**Job**
Extract every line that includes the string "name".

**Given records**

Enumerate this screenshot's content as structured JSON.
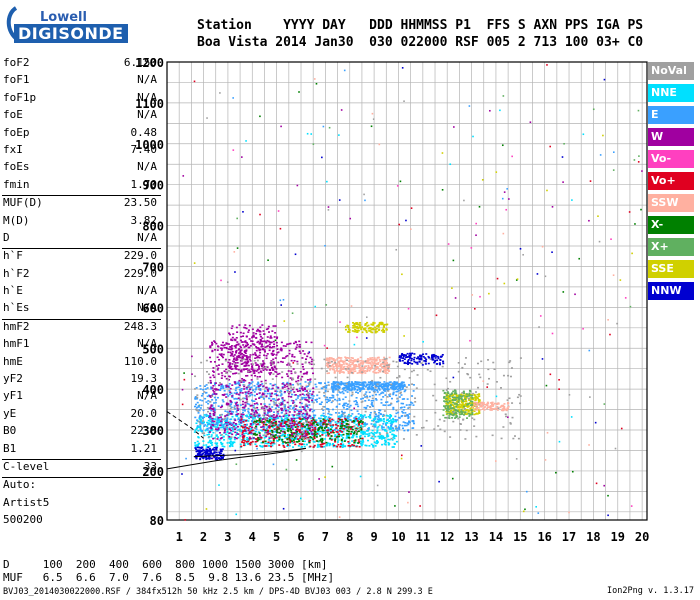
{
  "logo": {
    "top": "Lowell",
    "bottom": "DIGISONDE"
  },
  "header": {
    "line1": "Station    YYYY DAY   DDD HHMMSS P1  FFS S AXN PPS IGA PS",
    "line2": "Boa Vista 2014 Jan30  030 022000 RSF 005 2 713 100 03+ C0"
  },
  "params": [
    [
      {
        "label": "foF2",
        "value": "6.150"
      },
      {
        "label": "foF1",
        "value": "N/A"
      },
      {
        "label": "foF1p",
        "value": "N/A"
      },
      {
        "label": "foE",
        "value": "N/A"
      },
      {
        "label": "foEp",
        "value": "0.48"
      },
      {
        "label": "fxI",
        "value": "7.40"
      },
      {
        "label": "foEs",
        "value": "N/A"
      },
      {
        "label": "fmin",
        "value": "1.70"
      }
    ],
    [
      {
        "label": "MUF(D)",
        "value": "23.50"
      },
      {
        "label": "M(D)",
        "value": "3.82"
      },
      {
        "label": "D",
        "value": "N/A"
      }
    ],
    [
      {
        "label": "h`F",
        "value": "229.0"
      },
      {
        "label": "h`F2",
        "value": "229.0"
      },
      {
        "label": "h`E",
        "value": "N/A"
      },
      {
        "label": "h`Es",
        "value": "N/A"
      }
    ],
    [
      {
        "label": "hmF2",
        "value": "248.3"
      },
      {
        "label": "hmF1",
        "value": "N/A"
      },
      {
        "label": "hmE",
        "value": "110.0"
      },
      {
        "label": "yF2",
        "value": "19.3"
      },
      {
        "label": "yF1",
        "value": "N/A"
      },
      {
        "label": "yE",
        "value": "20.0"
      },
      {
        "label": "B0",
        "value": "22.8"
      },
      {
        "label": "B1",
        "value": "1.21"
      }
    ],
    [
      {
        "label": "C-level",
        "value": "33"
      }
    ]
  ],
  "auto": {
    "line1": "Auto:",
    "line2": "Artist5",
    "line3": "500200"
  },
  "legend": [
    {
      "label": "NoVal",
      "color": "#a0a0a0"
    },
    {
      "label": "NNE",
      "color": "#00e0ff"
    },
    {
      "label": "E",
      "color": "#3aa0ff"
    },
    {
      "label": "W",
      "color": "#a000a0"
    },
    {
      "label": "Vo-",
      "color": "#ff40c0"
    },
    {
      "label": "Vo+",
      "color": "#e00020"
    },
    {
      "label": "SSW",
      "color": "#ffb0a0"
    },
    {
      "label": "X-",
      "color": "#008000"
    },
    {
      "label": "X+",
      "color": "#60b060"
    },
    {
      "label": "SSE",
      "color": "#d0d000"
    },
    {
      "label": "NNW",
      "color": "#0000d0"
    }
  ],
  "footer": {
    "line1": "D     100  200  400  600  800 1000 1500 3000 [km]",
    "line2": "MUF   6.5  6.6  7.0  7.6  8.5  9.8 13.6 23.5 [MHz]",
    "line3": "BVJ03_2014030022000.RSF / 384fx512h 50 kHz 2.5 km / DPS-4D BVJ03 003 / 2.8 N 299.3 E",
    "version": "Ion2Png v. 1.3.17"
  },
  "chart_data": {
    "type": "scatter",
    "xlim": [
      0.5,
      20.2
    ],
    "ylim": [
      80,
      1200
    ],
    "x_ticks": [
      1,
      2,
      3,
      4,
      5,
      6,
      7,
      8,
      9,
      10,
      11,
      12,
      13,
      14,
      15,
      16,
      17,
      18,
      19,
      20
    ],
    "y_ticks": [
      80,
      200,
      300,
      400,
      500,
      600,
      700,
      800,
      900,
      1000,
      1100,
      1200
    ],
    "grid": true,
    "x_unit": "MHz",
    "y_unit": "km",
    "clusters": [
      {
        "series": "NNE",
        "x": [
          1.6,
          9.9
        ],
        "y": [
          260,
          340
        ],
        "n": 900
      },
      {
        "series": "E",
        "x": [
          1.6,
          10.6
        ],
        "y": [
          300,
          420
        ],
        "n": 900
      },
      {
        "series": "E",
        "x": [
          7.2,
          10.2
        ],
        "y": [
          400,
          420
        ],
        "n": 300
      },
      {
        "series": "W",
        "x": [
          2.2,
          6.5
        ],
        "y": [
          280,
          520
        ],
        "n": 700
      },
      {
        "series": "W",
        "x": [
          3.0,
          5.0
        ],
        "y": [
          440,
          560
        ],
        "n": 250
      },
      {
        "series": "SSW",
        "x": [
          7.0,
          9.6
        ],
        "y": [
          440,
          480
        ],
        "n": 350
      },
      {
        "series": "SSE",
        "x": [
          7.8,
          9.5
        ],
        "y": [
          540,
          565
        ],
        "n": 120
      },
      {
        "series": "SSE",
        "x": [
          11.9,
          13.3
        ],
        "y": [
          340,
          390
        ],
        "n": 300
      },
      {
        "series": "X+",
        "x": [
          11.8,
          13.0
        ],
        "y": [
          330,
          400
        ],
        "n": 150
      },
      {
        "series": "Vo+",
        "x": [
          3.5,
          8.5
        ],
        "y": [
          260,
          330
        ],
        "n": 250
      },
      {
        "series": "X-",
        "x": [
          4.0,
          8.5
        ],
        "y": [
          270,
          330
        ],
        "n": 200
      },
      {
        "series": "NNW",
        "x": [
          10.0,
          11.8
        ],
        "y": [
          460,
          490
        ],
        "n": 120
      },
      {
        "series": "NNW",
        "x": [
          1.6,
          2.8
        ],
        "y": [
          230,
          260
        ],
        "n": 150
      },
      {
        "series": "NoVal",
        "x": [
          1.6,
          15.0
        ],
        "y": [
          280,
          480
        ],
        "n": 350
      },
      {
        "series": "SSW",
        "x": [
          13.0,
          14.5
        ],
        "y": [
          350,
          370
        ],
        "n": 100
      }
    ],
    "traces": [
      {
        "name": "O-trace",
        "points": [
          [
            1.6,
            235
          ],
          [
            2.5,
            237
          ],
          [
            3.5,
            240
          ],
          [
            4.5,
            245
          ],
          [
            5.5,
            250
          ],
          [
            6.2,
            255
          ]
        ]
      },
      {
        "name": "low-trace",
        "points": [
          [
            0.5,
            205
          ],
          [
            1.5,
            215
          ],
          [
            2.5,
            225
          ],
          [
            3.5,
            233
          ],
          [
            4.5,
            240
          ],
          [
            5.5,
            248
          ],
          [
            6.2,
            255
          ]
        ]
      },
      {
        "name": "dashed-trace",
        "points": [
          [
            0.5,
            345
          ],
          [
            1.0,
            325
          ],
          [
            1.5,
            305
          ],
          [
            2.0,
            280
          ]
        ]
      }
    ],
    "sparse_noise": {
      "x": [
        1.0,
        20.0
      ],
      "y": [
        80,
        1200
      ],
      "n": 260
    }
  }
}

**Response to the exercise**
        "name": "O-trace",
        "name": "low-trace",
        "name": "dashed-trace",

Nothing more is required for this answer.